** INSTRUCTION **
Please copy all of the data below line for line, leaving the pictures out.

Layout region records
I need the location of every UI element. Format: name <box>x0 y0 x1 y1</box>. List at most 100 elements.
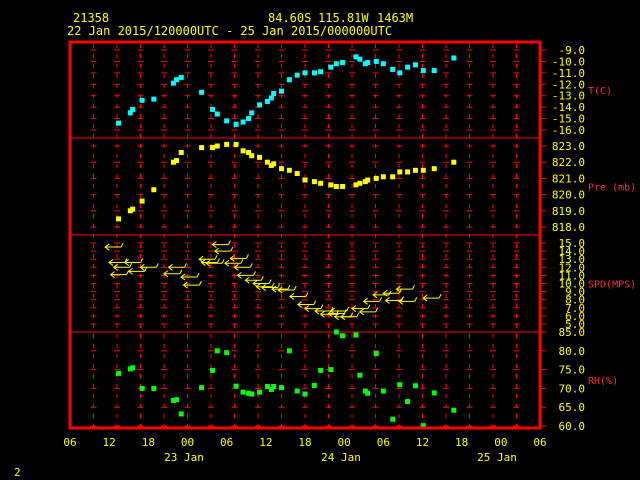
data-point <box>279 88 284 94</box>
page-number: 2 <box>14 466 21 479</box>
wind-barb <box>112 263 133 271</box>
wind-barb <box>139 263 159 271</box>
data-point <box>116 370 122 376</box>
data-point <box>240 119 246 125</box>
data-point <box>390 66 396 72</box>
data-point <box>224 350 230 356</box>
data-point <box>224 141 230 147</box>
data-point <box>246 116 252 122</box>
data-point <box>199 89 205 95</box>
data-point <box>451 159 457 165</box>
data-point <box>390 416 396 422</box>
wind-barb <box>362 297 383 305</box>
wind-barb <box>198 254 218 263</box>
x-tick-label: 06 <box>63 436 76 449</box>
x-tick-label: 18 <box>142 436 155 449</box>
data-point <box>249 110 255 116</box>
data-point <box>178 74 184 80</box>
data-point <box>340 184 346 189</box>
data-point <box>257 154 263 160</box>
y-tick-label: 75.0 <box>559 364 586 377</box>
data-point <box>151 385 157 391</box>
station-elev: 1463M <box>377 11 413 25</box>
data-point <box>328 367 334 373</box>
wind-barb <box>211 240 231 249</box>
data-point <box>328 64 334 70</box>
x-tick-label: 06 <box>533 436 546 449</box>
data-point <box>311 70 317 76</box>
y-axis-label: T(C) <box>588 86 612 97</box>
y-tick-label: 819.0 <box>552 205 585 218</box>
data-point <box>294 171 300 177</box>
y-tick-label: 820.0 <box>552 189 585 202</box>
data-point <box>139 198 145 204</box>
x-tick-label: 18 <box>455 436 468 449</box>
station-lat: 84.60S <box>268 11 311 25</box>
x-tick-label: 06 <box>220 436 233 449</box>
wind-barb <box>127 267 148 275</box>
data-point <box>210 367 216 373</box>
wind-barb <box>289 292 309 300</box>
y-tick-label: 80.0 <box>559 345 586 358</box>
data-point <box>286 167 292 173</box>
data-point <box>405 399 411 405</box>
data-point <box>116 120 122 126</box>
y-axis-label: Pre (mb) <box>588 183 636 194</box>
time-range: 22 Jan 2015/120000UTC - 25 Jan 2015/0000… <box>67 24 392 38</box>
data-point <box>214 348 220 354</box>
data-point <box>412 62 418 68</box>
data-point <box>257 102 263 108</box>
data-point <box>397 70 403 76</box>
data-point <box>294 388 300 394</box>
data-point <box>340 333 346 339</box>
x-tick-label: 12 <box>103 436 116 449</box>
wind-barb <box>213 246 234 255</box>
x-tick-label: 00 <box>181 436 194 449</box>
wind-barb <box>109 270 130 278</box>
data-point <box>431 166 437 172</box>
data-point <box>397 169 403 175</box>
x-day-label: 23 Jan <box>164 451 204 464</box>
data-point <box>178 411 184 417</box>
data-point <box>405 169 411 175</box>
data-point <box>286 77 292 83</box>
data-point <box>130 106 136 112</box>
data-point <box>279 166 284 172</box>
data-point <box>412 383 418 389</box>
data-point <box>249 153 255 159</box>
data-point <box>214 111 220 117</box>
wind-barb <box>167 263 187 271</box>
data-point <box>210 145 216 151</box>
data-point <box>268 95 274 101</box>
data-point <box>224 118 230 124</box>
x-day-label: 24 Jan <box>321 451 361 464</box>
y-tick-label: 823.0 <box>552 140 585 153</box>
y-tick-label: -16.0 <box>552 124 585 137</box>
data-point <box>380 174 386 180</box>
x-tick-label: 12 <box>416 436 429 449</box>
data-point <box>210 106 216 112</box>
data-point <box>451 55 457 61</box>
data-point <box>174 77 180 83</box>
y-axis-label: RH(%) <box>588 376 618 387</box>
data-point <box>302 177 308 183</box>
data-point <box>340 60 346 66</box>
data-point <box>174 397 180 403</box>
x-tick-label: 12 <box>259 436 272 449</box>
data-point <box>373 350 379 356</box>
data-point <box>333 61 339 67</box>
data-point <box>199 385 205 391</box>
data-point <box>420 68 426 74</box>
y-tick-label: 60.0 <box>559 420 586 433</box>
data-point <box>318 69 324 75</box>
x-day-label: 25 Jan <box>477 451 517 464</box>
data-point <box>373 58 379 64</box>
data-point <box>365 390 371 396</box>
wind-barb <box>233 263 253 271</box>
data-point <box>249 391 255 397</box>
x-tick-label: 00 <box>338 436 351 449</box>
header: 21358 84.60S 115.81W 1463M 22 Jan 2015/1… <box>67 11 413 38</box>
wind-barb <box>205 259 225 267</box>
data-point <box>311 179 317 185</box>
data-point <box>302 391 308 397</box>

** THE RESULT **
I need the location of every UI element. Format: name <box>x0 y0 x1 y1</box>. List at most 100 elements.
data-point <box>279 88 284 94</box>
page-number: 2 <box>14 466 21 479</box>
wind-barb <box>112 263 133 271</box>
wind-barb <box>139 263 159 271</box>
data-point <box>116 370 122 376</box>
data-point <box>240 119 246 125</box>
data-point <box>390 66 396 72</box>
data-point <box>224 350 230 356</box>
data-point <box>224 141 230 147</box>
data-point <box>246 116 252 122</box>
data-point <box>199 89 205 95</box>
data-point <box>451 159 457 165</box>
data-point <box>390 416 396 422</box>
wind-barb <box>362 297 383 305</box>
wind-barb <box>198 254 218 263</box>
x-tick-label: 06 <box>63 436 76 449</box>
x-tick-label: 18 <box>142 436 155 449</box>
data-point <box>249 110 255 116</box>
data-point <box>178 74 184 80</box>
data-point <box>340 184 346 189</box>
data-point <box>257 154 263 160</box>
y-tick-label: 75.0 <box>559 364 586 377</box>
data-point <box>151 385 157 391</box>
station-elev: 1463M <box>377 11 413 25</box>
data-point <box>328 367 334 373</box>
wind-barb <box>211 240 231 249</box>
data-point <box>328 64 334 70</box>
x-tick-label: 06 <box>533 436 546 449</box>
data-point <box>311 70 317 76</box>
y-axis-label: T(C) <box>588 86 612 97</box>
y-tick-label: 819.0 <box>552 205 585 218</box>
data-point <box>294 171 300 177</box>
y-tick-label: 820.0 <box>552 189 585 202</box>
data-point <box>139 198 145 204</box>
x-tick-label: 18 <box>455 436 468 449</box>
station-lat: 84.60S <box>268 11 311 25</box>
x-tick-label: 06 <box>220 436 233 449</box>
wind-barb <box>127 267 148 275</box>
data-point <box>210 367 216 373</box>
wind-barb <box>289 292 309 300</box>
y-tick-label: 80.0 <box>559 345 586 358</box>
data-point <box>286 167 292 173</box>
data-point <box>405 399 411 405</box>
data-point <box>116 120 122 126</box>
y-axis-label: Pre (mb) <box>588 183 636 194</box>
time-range: 22 Jan 2015/120000UTC - 25 Jan 2015/0000… <box>67 24 392 38</box>
data-point <box>214 348 220 354</box>
data-point <box>412 62 418 68</box>
data-point <box>257 102 263 108</box>
data-point <box>397 70 403 76</box>
data-point <box>294 388 300 394</box>
data-point <box>340 333 346 339</box>
x-tick-label: 12 <box>103 436 116 449</box>
wind-barb <box>213 246 234 255</box>
x-tick-label: 00 <box>181 436 194 449</box>
wind-barb <box>109 270 130 278</box>
data-point <box>431 166 437 172</box>
data-point <box>397 169 403 175</box>
x-day-label: 23 Jan <box>164 451 204 464</box>
data-point <box>178 411 184 417</box>
data-point <box>405 169 411 175</box>
data-point <box>286 77 292 83</box>
data-point <box>130 106 136 112</box>
data-point <box>279 166 284 172</box>
data-point <box>412 383 418 389</box>
data-point <box>249 153 255 159</box>
data-point <box>214 111 220 117</box>
wind-barb <box>167 263 187 271</box>
data-point <box>210 145 216 151</box>
data-point <box>268 95 274 101</box>
data-point <box>224 118 230 124</box>
x-day-label: 24 Jan <box>321 451 361 464</box>
y-tick-label: 823.0 <box>552 140 585 153</box>
y-tick-label: -16.0 <box>552 124 585 137</box>
data-point <box>380 174 386 180</box>
x-tick-label: 12 <box>416 436 429 449</box>
data-point <box>210 106 216 112</box>
data-point <box>451 55 457 61</box>
data-point <box>174 77 180 83</box>
y-axis-label: RH(%) <box>588 376 618 387</box>
data-point <box>302 177 308 183</box>
data-point <box>340 60 346 66</box>
data-point <box>174 397 180 403</box>
x-tick-label: 12 <box>259 436 272 449</box>
data-point <box>373 350 379 356</box>
data-point <box>333 61 339 67</box>
data-point <box>199 385 205 391</box>
data-point <box>420 68 426 74</box>
y-tick-label: 60.0 <box>559 420 586 433</box>
data-point <box>318 69 324 75</box>
x-day-label: 25 Jan <box>477 451 517 464</box>
data-point <box>373 58 379 64</box>
data-point <box>365 390 371 396</box>
wind-barb <box>233 263 253 271</box>
data-point <box>249 391 255 397</box>
x-tick-label: 00 <box>338 436 351 449</box>
header: 21358 84.60S 115.81W 1463M 22 Jan 2015/1… <box>67 11 413 38</box>
wind-barb <box>205 259 225 267</box>
data-point <box>311 179 317 185</box>
data-point <box>302 391 308 397</box>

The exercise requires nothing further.